Short exercise -
Reproduce the whole listing, character for character.

Materials provided -
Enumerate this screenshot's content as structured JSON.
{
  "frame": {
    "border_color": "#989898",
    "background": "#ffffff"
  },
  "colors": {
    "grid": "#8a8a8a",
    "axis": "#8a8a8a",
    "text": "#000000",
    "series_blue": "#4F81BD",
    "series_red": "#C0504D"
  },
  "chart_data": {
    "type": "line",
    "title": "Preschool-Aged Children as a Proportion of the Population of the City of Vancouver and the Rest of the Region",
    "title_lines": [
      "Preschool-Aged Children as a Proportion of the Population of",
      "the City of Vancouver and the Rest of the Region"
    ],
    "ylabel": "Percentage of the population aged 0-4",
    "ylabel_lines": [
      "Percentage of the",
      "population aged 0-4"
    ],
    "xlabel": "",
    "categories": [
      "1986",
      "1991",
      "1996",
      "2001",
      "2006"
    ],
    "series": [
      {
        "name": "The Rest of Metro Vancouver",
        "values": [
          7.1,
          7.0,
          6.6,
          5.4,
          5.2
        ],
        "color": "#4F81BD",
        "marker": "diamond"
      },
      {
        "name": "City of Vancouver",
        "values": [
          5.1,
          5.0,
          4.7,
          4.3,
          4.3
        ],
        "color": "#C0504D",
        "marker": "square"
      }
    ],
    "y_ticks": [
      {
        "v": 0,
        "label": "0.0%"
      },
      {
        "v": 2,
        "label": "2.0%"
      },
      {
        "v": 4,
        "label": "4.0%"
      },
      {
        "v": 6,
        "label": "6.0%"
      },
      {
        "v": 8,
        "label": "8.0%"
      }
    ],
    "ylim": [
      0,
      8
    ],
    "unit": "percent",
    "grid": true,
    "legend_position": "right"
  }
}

Result -
Enumerate this screenshot's content as structured JSON.
{
  "frame": {
    "border_color": "#989898",
    "background": "#ffffff"
  },
  "colors": {
    "grid": "#8a8a8a",
    "axis": "#8a8a8a",
    "text": "#000000",
    "series_blue": "#4F81BD",
    "series_red": "#C0504D"
  },
  "chart_data": {
    "type": "line",
    "title": "Preschool-Aged Children as a Proportion of the Population of the City of Vancouver and the Rest of the Region",
    "title_lines": [
      "Preschool-Aged Children as a Proportion of the Population of",
      "the City of Vancouver and the Rest of the Region"
    ],
    "ylabel": "Percentage of the population aged 0-4",
    "ylabel_lines": [
      "Percentage of the",
      "population aged 0-4"
    ],
    "xlabel": "",
    "categories": [
      "1986",
      "1991",
      "1996",
      "2001",
      "2006"
    ],
    "series": [
      {
        "name": "The Rest of Metro Vancouver",
        "values": [
          7.1,
          7.0,
          6.6,
          5.4,
          5.2
        ],
        "color": "#4F81BD",
        "marker": "diamond"
      },
      {
        "name": "City of Vancouver",
        "values": [
          5.1,
          5.0,
          4.7,
          4.3,
          4.3
        ],
        "color": "#C0504D",
        "marker": "square"
      }
    ],
    "y_ticks": [
      {
        "v": 0,
        "label": "0.0%"
      },
      {
        "v": 2,
        "label": "2.0%"
      },
      {
        "v": 4,
        "label": "4.0%"
      },
      {
        "v": 6,
        "label": "6.0%"
      },
      {
        "v": 8,
        "label": "8.0%"
      }
    ],
    "ylim": [
      0,
      8
    ],
    "unit": "percent",
    "grid": true,
    "legend_position": "right"
  }
}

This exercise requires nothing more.